======== Available records ========

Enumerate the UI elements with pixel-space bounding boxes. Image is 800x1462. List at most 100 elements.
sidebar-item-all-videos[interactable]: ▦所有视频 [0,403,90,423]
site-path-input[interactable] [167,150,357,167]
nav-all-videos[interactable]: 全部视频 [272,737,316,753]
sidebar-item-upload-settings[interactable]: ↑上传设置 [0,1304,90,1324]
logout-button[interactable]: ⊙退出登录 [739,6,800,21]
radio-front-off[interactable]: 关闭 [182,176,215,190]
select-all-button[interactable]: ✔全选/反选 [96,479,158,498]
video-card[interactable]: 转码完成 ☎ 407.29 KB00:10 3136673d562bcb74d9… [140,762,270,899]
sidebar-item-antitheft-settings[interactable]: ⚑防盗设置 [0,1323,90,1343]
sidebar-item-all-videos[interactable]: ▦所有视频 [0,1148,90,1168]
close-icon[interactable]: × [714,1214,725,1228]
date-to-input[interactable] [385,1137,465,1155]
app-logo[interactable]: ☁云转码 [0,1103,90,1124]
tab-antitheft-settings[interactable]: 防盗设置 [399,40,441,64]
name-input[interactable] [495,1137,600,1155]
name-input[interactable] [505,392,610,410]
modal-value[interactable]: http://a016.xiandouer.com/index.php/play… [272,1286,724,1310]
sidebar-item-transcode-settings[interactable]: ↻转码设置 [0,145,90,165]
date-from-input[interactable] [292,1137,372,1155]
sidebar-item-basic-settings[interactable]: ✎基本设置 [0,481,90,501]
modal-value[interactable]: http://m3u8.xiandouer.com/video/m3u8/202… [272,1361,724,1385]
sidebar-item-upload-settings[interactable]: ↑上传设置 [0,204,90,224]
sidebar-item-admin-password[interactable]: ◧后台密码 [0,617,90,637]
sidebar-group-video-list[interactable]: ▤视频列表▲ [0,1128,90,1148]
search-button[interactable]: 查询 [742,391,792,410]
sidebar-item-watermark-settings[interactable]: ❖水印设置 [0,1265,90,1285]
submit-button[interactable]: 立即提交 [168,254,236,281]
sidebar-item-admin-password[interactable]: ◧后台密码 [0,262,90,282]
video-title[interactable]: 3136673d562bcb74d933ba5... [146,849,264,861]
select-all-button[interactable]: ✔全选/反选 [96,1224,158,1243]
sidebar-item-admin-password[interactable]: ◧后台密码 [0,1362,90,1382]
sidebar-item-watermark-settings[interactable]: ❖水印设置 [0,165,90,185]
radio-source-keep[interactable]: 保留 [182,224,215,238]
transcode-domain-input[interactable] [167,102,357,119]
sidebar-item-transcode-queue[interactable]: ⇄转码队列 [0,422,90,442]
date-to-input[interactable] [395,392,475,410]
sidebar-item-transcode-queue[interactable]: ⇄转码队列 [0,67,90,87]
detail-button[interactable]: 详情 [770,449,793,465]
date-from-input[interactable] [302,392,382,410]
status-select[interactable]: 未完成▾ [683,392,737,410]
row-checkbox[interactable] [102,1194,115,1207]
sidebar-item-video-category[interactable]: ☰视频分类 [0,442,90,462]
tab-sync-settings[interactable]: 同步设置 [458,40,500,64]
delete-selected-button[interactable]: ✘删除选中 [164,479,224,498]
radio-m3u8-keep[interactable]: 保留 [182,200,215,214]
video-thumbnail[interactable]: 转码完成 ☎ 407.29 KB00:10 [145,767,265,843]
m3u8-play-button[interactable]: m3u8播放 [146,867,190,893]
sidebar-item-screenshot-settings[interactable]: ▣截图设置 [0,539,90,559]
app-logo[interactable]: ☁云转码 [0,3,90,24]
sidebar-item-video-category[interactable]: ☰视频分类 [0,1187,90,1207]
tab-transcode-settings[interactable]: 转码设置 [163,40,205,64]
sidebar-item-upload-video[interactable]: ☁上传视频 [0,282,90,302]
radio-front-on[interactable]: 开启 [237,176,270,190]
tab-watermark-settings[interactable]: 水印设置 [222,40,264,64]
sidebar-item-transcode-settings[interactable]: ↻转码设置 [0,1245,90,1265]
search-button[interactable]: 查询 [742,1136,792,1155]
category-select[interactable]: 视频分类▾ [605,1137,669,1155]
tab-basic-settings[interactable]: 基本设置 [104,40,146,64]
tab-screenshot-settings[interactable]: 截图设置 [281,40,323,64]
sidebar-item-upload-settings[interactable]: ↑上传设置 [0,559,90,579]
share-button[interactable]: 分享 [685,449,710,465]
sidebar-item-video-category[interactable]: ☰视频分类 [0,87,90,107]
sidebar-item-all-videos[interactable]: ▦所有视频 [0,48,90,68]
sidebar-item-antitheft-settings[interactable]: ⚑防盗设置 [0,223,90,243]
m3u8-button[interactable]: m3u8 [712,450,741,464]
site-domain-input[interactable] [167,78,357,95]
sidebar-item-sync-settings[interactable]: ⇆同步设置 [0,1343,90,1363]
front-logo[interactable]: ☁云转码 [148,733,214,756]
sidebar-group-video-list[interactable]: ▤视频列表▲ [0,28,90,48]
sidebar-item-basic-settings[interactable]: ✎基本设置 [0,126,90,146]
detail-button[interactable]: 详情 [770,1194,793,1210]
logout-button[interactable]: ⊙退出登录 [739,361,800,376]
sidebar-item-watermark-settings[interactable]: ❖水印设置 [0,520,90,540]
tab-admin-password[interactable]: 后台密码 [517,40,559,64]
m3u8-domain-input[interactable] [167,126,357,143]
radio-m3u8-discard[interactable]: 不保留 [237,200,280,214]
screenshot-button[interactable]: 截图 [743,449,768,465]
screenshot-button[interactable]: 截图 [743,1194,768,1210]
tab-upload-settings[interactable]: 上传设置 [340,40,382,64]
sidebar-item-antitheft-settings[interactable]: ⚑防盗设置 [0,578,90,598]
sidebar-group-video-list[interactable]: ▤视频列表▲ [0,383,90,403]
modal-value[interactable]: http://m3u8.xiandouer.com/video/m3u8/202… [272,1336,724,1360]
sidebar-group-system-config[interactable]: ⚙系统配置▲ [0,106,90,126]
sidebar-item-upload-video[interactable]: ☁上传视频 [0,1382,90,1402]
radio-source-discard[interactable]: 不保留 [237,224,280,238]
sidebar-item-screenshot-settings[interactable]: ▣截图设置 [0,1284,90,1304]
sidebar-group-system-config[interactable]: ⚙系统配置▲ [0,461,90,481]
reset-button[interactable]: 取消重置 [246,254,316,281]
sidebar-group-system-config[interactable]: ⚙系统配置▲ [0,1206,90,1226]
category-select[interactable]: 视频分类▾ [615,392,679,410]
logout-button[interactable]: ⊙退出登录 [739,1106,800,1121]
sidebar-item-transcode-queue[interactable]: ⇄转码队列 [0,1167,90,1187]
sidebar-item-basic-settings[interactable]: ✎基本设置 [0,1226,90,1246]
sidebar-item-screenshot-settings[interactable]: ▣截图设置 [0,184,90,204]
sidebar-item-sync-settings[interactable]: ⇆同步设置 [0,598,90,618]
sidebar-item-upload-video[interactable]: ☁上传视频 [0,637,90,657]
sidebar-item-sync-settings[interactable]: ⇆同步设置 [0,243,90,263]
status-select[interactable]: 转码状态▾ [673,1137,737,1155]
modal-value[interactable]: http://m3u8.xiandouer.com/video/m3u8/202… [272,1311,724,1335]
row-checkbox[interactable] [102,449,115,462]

========

- _Aim_
Please render all of the rows above as a Markdown table with two columns, Number for each row's position and Entry for its text, skipping any blank lines.

- _Exercise result_
| Number | Entry |
|---|---|
| 1 | Enumerate the UI elements with pixel-space bounding boxes. Image is 800x1462. List at most 100 elements. |
| 2 | sidebar-item-all-videos[interactable]: ▦所有视频 [0,403,90,423] |
| 3 | site-path-input[interactable] [167,150,357,167] |
| 4 | nav-all-videos[interactable]: 全部视频 [272,737,316,753] |
| 5 | sidebar-item-upload-settings[interactable]: ↑上传设置 [0,1304,90,1324] |
| 6 | logout-button[interactable]: ⊙退出登录 [739,6,800,21] |
| 7 | radio-front-off[interactable]: 关闭 [182,176,215,190] |
| 8 | select-all-button[interactable]: ✔全选/反选 [96,479,158,498] |
| 9 | video-card[interactable]: 转码完成 ☎ 407.29 KB00:10 3136673d562bcb74d9… [140,762,270,899] |
| 10 | sidebar-item-antitheft-settings[interactable]: ⚑防盗设置 [0,1323,90,1343] |
| 11 | sidebar-item-all-videos[interactable]: ▦所有视频 [0,1148,90,1168] |
| 12 | close-icon[interactable]: × [714,1214,725,1228] |
| 13 | date-to-input[interactable] [385,1137,465,1155] |
| 14 | app-logo[interactable]: ☁云转码 [0,1103,90,1124] |
| 15 | tab-antitheft-settings[interactable]: 防盗设置 [399,40,441,64] |
| 16 | name-input[interactable] [495,1137,600,1155] |
| 17 | name-input[interactable] [505,392,610,410] |
| 18 | modal-value[interactable]: http://a016.xiandouer.com/index.php/play… [272,1286,724,1310] |
| 19 | sidebar-item-transcode-settings[interactable]: ↻转码设置 [0,145,90,165] |
| 20 | date-from-input[interactable] [292,1137,372,1155] |
| 21 | sidebar-item-basic-settings[interactable]: ✎基本设置 [0,481,90,501] |
| 22 | modal-value[interactable]: http://m3u8.xiandouer.com/video/m3u8/202… [272,1361,724,1385] |
| 23 | sidebar-item-upload-settings[interactable]: ↑上传设置 [0,204,90,224] |
| 24 | sidebar-item-admin-password[interactable]: ◧后台密码 [0,617,90,637] |
| 25 | sidebar-group-video-list[interactable]: ▤视频列表▲ [0,1128,90,1148] |
| 26 | search-button[interactable]: 查询 [742,391,792,410] |
| 27 | sidebar-item-watermark-settings[interactable]: ❖水印设置 [0,1265,90,1285] |
| 28 | submit-button[interactable]: 立即提交 [168,254,236,281] |
| 29 | sidebar-item-admin-password[interactable]: ◧后台密码 [0,262,90,282] |
| 30 | video-title[interactable]: 3136673d562bcb74d933ba5... [146,849,264,861] |
| 31 | select-all-button[interactable]: ✔全选/反选 [96,1224,158,1243] |
| 32 | sidebar-item-admin-password[interactable]: ◧后台密码 [0,1362,90,1382] |
| 33 | sidebar-item-watermark-settings[interactable]: ❖水印设置 [0,165,90,185] |
| 34 | radio-source-keep[interactable]: 保留 [182,224,215,238] |
| 35 | transcode-domain-input[interactable] [167,102,357,119] |
| 36 | sidebar-item-transcode-queue[interactable]: ⇄转码队列 [0,422,90,442] |
| 37 | date-to-input[interactable] [395,392,475,410] |
| 38 | sidebar-item-transcode-queue[interactable]: ⇄转码队列 [0,67,90,87] |
| 39 | detail-button[interactable]: 详情 [770,449,793,465] |
| 40 | date-from-input[interactable] [302,392,382,410] |
| 41 | status-select[interactable]: 未完成▾ [683,392,737,410] |
| 42 | row-checkbox[interactable] [102,1194,115,1207] |
| 43 | sidebar-item-video-category[interactable]: ☰视频分类 [0,442,90,462] |
| 44 | tab-sync-settings[interactable]: 同步设置 [458,40,500,64] |
| 45 | delete-selected-button[interactable]: ✘删除选中 [164,479,224,498] |
| 46 | radio-m3u8-keep[interactable]: 保留 [182,200,215,214] |
| 47 | video-thumbnail[interactable]: 转码完成 ☎ 407.29 KB00:10 [145,767,265,843] |
| 48 | m3u8-play-button[interactable]: m3u8播放 [146,867,190,893] |
| 49 | sidebar-item-screenshot-settings[interactable]: ▣截图设置 [0,539,90,559] |
| 50 | app-logo[interactable]: ☁云转码 [0,3,90,24] |
| 51 | sidebar-item-video-category[interactable]: ☰视频分类 [0,1187,90,1207] |
| 52 | tab-transcode-settings[interactable]: 转码设置 [163,40,205,64] |
| 53 | sidebar-item-upload-video[interactable]: ☁上传视频 [0,282,90,302] |
| 54 | radio-front-on[interactable]: 开启 [237,176,270,190] |
| 55 | tab-watermark-settings[interactable]: 水印设置 [222,40,264,64] |
| 56 | sidebar-item-transcode-settings[interactable]: ↻转码设置 [0,1245,90,1265] |
| 57 | search-button[interactable]: 查询 [742,1136,792,1155] |
| 58 | category-select[interactable]: 视频分类▾ [605,1137,669,1155] |
| 59 | tab-basic-settings[interactable]: 基本设置 [104,40,146,64] |
| 60 | tab-screenshot-settings[interactable]: 截图设置 [281,40,323,64] |
| 61 | sidebar-item-upload-settings[interactable]: ↑上传设置 [0,559,90,579] |
| 62 | share-button[interactable]: 分享 [685,449,710,465] |
| 63 | sidebar-item-video-category[interactable]: ☰视频分类 [0,87,90,107] |
| 64 | sidebar-item-all-videos[interactable]: ▦所有视频 [0,48,90,68] |
| 65 | sidebar-item-antitheft-settings[interactable]: ⚑防盗设置 [0,223,90,243] |
| 66 | m3u8-button[interactable]: m3u8 [712,450,741,464] |
| 67 | site-domain-input[interactable] [167,78,357,95] |
| 68 | sidebar-item-sync-settings[interactable]: ⇆同步设置 [0,1343,90,1363] |
| 69 | front-logo[interactable]: ☁云转码 [148,733,214,756] |
| 70 | sidebar-group-video-list[interactable]: ▤视频列表▲ [0,28,90,48] |
| 71 | sidebar-item-basic-settings[interactable]: ✎基本设置 [0,126,90,146] |
| 72 | detail-button[interactable]: 详情 [770,1194,793,1210] |
| 73 | logout-button[interactable]: ⊙退出登录 [739,361,800,376] |
| 74 | sidebar-item-watermark-settings[interactable]: ❖水印设置 [0,520,90,540] |
| 75 | tab-admin-password[interactable]: 后台密码 [517,40,559,64] |
| 76 | m3u8-domain-input[interactable] [167,126,357,143] |
| 77 | radio-m3u8-discard[interactable]: 不保留 [237,200,280,214] |
| 78 | screenshot-button[interactable]: 截图 [743,449,768,465] |
| 79 | screenshot-button[interactable]: 截图 [743,1194,768,1210] |
| 80 | tab-upload-settings[interactable]: 上传设置 [340,40,382,64] |
| 81 | sidebar-item-antitheft-settings[interactable]: ⚑防盗设置 [0,578,90,598] |
| 82 | sidebar-group-video-list[interactable]: ▤视频列表▲ [0,383,90,403] |
| 83 | modal-value[interactable]: http://m3u8.xiandouer.com/video/m3u8/202… [272,1336,724,1360] |
| 84 | sidebar-group-system-config[interactable]: ⚙系统配置▲ [0,106,90,126] |
| 85 | sidebar-item-upload-video[interactable]: ☁上传视频 [0,1382,90,1402] |
| 86 | radio-source-discard[interactable]: 不保留 [237,224,280,238] |
| 87 | sidebar-item-screenshot-settings[interactable]: ▣截图设置 [0,1284,90,1304] |
| 88 | sidebar-group-system-config[interactable]: ⚙系统配置▲ [0,461,90,481] |
| 89 | reset-button[interactable]: 取消重置 [246,254,316,281] |
| 90 | sidebar-group-system-config[interactable]: ⚙系统配置▲ [0,1206,90,1226] |
| 91 | category-select[interactable]: 视频分类▾ [615,392,679,410] |
| 92 | logout-button[interactable]: ⊙退出登录 [739,1106,800,1121] |
| 93 | sidebar-item-transcode-queue[interactable]: ⇄转码队列 [0,1167,90,1187] |
| 94 | sidebar-item-basic-settings[interactable]: ✎基本设置 [0,1226,90,1246] |
| 95 | sidebar-item-screenshot-settings[interactable]: ▣截图设置 [0,184,90,204] |
| 96 | sidebar-item-sync-settings[interactable]: ⇆同步设置 [0,598,90,618] |
| 97 | sidebar-item-upload-video[interactable]: ☁上传视频 [0,637,90,657] |
| 98 | sidebar-item-sync-settings[interactable]: ⇆同步设置 [0,243,90,263] |
| 99 | status-select[interactable]: 转码状态▾ [673,1137,737,1155] |
| 100 | modal-value[interactable]: http://m3u8.xiandouer.com/video/m3u8/202… [272,1311,724,1335] |
| 101 | row-checkbox[interactable] [102,449,115,462] |